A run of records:
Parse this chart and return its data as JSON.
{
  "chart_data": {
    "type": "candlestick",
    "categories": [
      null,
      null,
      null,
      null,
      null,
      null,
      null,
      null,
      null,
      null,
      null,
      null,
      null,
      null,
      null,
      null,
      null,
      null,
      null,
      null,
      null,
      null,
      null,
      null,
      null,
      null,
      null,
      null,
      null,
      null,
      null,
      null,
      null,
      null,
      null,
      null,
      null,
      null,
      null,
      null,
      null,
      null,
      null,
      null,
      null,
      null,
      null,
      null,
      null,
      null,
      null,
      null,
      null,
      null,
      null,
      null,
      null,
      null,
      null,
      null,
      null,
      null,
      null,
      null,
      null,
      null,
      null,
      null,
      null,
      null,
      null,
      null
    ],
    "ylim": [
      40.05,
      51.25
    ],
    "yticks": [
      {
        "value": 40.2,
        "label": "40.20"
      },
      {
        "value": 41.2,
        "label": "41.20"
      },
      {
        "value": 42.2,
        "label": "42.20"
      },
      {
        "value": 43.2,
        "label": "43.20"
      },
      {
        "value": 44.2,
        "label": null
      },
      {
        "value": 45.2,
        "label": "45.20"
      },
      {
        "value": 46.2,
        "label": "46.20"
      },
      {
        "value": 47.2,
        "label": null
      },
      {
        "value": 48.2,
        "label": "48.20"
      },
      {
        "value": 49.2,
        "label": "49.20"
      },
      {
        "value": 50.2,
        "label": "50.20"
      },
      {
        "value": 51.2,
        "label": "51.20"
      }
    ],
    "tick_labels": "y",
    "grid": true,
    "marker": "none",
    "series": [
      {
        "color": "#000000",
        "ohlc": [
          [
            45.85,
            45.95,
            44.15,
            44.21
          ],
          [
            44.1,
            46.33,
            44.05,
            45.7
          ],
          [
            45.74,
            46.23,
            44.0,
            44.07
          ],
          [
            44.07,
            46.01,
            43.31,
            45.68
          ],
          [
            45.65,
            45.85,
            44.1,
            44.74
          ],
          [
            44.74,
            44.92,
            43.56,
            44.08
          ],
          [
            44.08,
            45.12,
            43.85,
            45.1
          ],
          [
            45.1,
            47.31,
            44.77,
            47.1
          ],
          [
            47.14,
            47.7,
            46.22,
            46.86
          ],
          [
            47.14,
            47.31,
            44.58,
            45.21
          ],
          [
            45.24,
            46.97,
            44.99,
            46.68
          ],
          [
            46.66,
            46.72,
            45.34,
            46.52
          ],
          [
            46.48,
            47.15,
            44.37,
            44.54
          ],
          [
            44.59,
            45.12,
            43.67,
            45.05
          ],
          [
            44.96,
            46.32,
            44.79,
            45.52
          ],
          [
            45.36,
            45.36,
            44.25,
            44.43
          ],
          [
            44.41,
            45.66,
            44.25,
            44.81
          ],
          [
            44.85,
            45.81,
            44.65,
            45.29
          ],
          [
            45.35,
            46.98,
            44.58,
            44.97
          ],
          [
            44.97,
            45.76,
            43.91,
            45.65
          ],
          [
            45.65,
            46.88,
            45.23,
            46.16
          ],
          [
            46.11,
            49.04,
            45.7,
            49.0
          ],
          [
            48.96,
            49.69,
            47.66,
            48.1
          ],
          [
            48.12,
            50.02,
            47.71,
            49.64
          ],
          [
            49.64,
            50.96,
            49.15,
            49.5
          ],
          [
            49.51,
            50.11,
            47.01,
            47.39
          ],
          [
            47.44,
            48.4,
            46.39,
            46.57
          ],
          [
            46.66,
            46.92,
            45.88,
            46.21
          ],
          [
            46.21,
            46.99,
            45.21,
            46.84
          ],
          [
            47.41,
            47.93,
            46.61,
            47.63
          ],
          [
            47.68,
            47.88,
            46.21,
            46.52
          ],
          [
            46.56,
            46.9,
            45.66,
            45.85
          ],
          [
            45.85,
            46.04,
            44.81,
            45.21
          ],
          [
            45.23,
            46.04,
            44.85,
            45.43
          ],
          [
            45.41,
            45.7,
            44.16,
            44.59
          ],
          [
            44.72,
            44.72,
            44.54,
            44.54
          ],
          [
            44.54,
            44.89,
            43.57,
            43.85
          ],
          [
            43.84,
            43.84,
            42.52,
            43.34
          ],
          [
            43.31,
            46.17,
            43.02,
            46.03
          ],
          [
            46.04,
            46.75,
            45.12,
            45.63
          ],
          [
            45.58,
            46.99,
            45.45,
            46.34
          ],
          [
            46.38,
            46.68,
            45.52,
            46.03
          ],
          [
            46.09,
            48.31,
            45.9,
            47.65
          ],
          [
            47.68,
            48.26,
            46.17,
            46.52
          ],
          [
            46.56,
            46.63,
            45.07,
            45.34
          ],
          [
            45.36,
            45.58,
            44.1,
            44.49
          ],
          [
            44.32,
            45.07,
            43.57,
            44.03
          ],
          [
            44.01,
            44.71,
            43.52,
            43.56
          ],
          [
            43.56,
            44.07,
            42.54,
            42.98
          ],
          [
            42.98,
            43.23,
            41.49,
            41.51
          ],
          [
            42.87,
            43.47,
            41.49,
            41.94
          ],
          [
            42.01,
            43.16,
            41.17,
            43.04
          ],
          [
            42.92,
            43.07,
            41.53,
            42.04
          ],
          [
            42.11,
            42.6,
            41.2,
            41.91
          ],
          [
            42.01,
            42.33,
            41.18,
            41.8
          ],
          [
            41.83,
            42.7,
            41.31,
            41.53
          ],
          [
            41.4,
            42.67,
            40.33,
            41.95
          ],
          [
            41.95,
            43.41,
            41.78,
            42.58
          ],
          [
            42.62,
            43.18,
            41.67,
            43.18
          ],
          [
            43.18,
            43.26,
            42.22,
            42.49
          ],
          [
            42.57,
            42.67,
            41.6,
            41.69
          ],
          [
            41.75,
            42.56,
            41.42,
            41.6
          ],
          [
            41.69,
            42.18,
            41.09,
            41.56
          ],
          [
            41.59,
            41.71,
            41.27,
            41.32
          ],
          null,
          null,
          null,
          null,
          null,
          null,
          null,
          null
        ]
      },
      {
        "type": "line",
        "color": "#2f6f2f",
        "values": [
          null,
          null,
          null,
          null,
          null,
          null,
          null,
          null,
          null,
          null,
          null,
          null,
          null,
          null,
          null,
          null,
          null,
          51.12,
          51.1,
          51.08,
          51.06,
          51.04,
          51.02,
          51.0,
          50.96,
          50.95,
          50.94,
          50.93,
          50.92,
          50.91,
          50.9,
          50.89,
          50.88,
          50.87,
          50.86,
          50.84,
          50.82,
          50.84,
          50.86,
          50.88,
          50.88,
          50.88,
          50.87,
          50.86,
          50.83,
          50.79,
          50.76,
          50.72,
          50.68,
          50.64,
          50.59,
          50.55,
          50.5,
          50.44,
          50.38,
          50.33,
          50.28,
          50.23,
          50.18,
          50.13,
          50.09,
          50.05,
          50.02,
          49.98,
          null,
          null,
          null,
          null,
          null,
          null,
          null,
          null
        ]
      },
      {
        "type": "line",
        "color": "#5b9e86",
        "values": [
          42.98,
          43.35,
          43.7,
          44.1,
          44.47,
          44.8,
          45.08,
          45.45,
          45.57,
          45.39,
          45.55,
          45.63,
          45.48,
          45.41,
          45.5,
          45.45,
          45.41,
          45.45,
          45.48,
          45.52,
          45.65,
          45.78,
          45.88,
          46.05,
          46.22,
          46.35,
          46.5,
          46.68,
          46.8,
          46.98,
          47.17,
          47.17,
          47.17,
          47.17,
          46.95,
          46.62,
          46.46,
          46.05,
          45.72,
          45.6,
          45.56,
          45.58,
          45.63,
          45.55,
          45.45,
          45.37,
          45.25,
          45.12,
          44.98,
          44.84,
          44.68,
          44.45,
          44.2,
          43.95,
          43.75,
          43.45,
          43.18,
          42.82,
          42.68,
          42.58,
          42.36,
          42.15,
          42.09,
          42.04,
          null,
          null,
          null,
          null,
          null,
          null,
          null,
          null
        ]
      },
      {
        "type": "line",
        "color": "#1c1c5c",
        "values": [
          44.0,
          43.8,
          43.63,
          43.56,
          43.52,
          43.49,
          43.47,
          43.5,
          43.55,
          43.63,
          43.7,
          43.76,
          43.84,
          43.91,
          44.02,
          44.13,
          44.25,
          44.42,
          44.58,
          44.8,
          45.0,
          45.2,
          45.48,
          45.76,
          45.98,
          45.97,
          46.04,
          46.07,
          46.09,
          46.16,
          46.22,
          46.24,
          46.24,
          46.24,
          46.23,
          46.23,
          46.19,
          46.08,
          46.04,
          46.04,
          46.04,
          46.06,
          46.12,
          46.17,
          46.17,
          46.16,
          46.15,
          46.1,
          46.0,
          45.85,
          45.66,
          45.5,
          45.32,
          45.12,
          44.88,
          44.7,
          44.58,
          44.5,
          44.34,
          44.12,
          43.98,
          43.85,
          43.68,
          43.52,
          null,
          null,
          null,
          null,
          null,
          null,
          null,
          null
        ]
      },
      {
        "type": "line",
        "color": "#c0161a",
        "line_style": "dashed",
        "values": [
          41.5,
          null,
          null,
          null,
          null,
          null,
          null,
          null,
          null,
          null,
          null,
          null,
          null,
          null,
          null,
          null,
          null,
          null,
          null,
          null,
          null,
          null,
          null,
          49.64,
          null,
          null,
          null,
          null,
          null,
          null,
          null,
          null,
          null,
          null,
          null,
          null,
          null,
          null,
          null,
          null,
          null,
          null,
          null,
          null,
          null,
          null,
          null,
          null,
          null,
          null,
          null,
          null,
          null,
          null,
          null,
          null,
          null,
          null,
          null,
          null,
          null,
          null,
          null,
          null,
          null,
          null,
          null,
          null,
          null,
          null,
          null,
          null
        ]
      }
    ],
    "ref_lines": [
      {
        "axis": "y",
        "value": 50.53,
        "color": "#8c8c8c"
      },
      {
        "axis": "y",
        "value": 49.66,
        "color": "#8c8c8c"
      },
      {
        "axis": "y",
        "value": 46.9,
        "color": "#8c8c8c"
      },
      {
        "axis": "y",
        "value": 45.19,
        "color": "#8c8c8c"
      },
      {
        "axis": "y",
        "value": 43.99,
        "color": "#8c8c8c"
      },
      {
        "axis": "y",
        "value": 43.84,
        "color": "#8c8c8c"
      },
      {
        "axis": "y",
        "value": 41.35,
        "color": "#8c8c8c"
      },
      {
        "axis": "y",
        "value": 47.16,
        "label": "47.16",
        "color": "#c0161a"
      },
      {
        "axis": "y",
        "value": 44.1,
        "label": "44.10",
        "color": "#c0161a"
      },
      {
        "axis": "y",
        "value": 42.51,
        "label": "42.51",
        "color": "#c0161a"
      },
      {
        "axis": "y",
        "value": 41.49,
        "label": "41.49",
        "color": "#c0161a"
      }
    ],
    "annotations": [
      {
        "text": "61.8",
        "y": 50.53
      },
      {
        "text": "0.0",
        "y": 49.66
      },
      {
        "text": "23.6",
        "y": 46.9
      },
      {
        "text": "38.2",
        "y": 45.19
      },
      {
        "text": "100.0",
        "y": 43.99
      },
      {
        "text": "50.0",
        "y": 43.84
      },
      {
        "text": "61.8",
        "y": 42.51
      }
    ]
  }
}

GOAL OF THE EXERCISE: State the number of lines in this listing that contain the string "text", and add nothing else.

OUTPUT FOR THIS EXERCISE: 7